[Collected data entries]
####

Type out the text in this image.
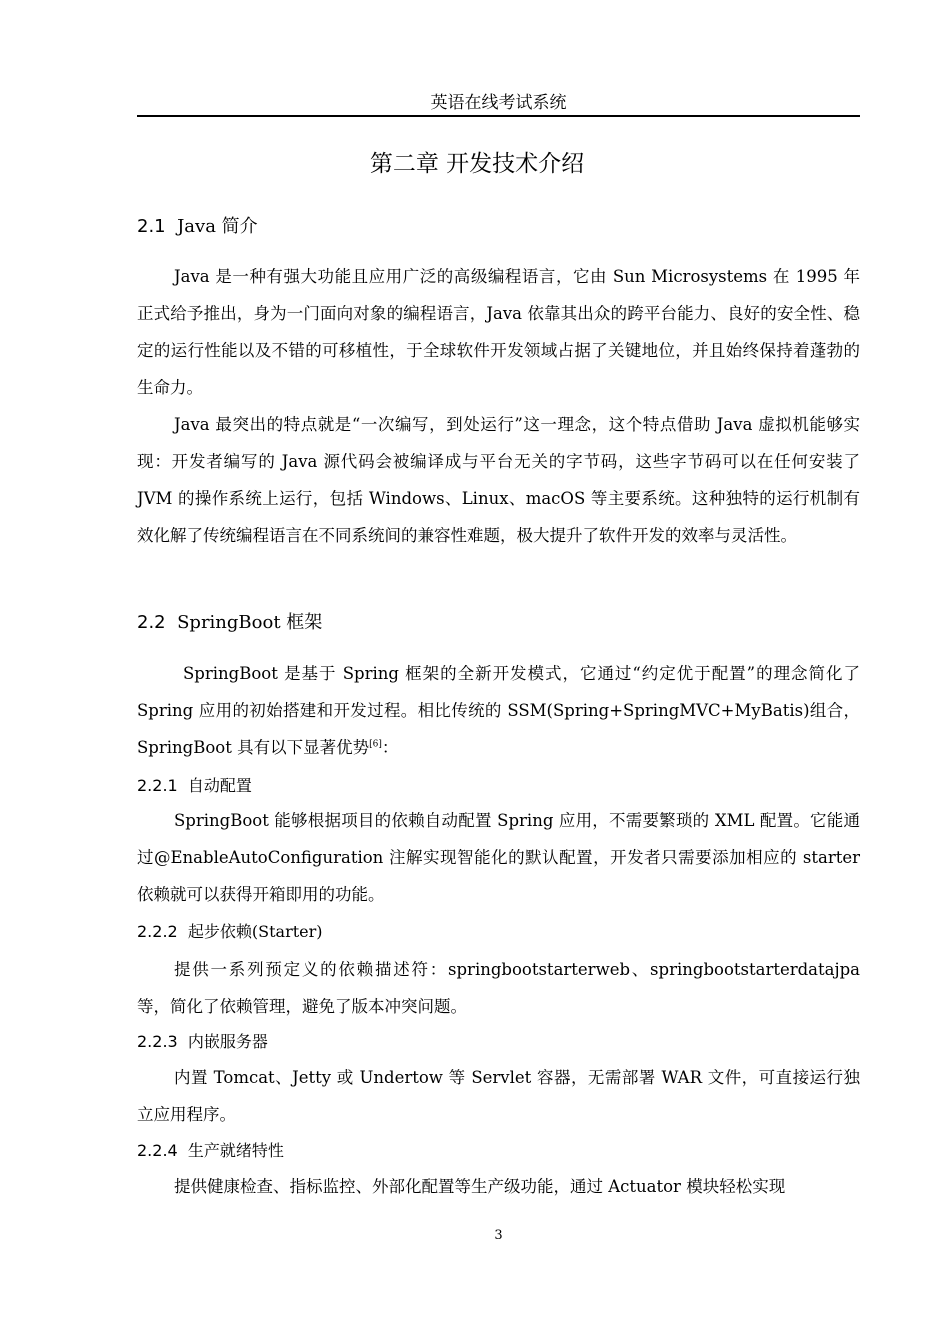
英语在线考试系统
第二章 开发技术介绍
2.1 Java 简介

Java 是一种有强大功能且应用广泛的高级编程语言，它由 Sun Microsystems 在 1995 年正式给予推出，身为一门面向对象的编程语言，Java 依靠其出众的跨平台能力、良好的安全性、稳定的运行性能以及不错的可移植性，于全球软件开发领域占据了关键地位，并且始终保持着蓬勃的生命力。

Java 最突出的特点就是“一次编写，到处运行”这一理念，这个特点借助 Java 虚拟机能够实现：开发者编写的 Java 源代码会被编译成与平台无关的字节码，这些字节码可以在任何安装了 JVM 的操作系统上运行，包括 Windows、Linux、macOS 等主要系统。这种独特的运行机制有效化解了传统编程语言在不同系统间的兼容性难题，极大提升了软件开发的效率与灵活性。

2.2 SpringBoot 框架

SpringBoot 是基于 Spring 框架的全新开发模式，它通过“约定优于配置”的理念简化了 Spring 应用的初始搭建和开发过程。相比传统的 SSM(Spring+SpringMVC+MyBatis)组合，SpringBoot 具有以下显著优势[6]：

2.2.1 自动配置

SpringBoot 能够根据项目的依赖自动配置 Spring 应用，不需要繁琐的 XML 配置。它能通过@EnableAutoConfiguration 注解实现智能化的默认配置，开发者只需要添加相应的 starter 依赖就可以获得开箱即用的功能。

2.2.2 起步依赖(Starter)

提供一系列预定义的依赖描述符：springbootstarterweb、springbootstarterdatajpa 等，简化了依赖管理，避免了版本冲突问题。

2.2.3 内嵌服务器

内置 Tomcat、Jetty 或 Undertow 等 Servlet 容器，无需部署 WAR 文件，可直接运行独立应用程序。

2.2.4 生产就绪特性

提供健康检查、指标监控、外部化配置等生产级功能，通过 Actuator 模块轻松实现

3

####

All the material shown above is to be copied exactly, with no pictures carried over.

__RESPONSE BELOW__:
Type out the text in this image.
英语在线考试系统
第二章 开发技术介绍
2.1 Java 简介

Java 是一种有强大功能且应用广泛的高级编程语言，它由 Sun Microsystems 在 1995 年正式给予推出，身为一门面向对象的编程语言，Java 依靠其出众的跨平台能力、良好的安全性、稳定的运行性能以及不错的可移植性，于全球软件开发领域占据了关键地位，并且始终保持着蓬勃的生命力。

Java 最突出的特点就是“一次编写，到处运行”这一理念，这个特点借助 Java 虚拟机能够实现：开发者编写的 Java 源代码会被编译成与平台无关的字节码，这些字节码可以在任何安装了 JVM 的操作系统上运行，包括 Windows、Linux、macOS 等主要系统。这种独特的运行机制有效化解了传统编程语言在不同系统间的兼容性难题，极大提升了软件开发的效率与灵活性。

2.2 SpringBoot 框架

SpringBoot 是基于 Spring 框架的全新开发模式，它通过“约定优于配置”的理念简化了 Spring 应用的初始搭建和开发过程。相比传统的 SSM(Spring+SpringMVC+MyBatis)组合，SpringBoot 具有以下显著优势[6]：

2.2.1 自动配置

SpringBoot 能够根据项目的依赖自动配置 Spring 应用，不需要繁琐的 XML 配置。它能通过@EnableAutoConfiguration 注解实现智能化的默认配置，开发者只需要添加相应的 starter 依赖就可以获得开箱即用的功能。

2.2.2 起步依赖(Starter)

提供一系列预定义的依赖描述符：springbootstarterweb、springbootstarterdatajpa 等，简化了依赖管理，避免了版本冲突问题。

2.2.3 内嵌服务器

内置 Tomcat、Jetty 或 Undertow 等 Servlet 容器，无需部署 WAR 文件，可直接运行独立应用程序。

2.2.4 生产就绪特性

提供健康检查、指标监控、外部化配置等生产级功能，通过 Actuator 模块轻松实现

3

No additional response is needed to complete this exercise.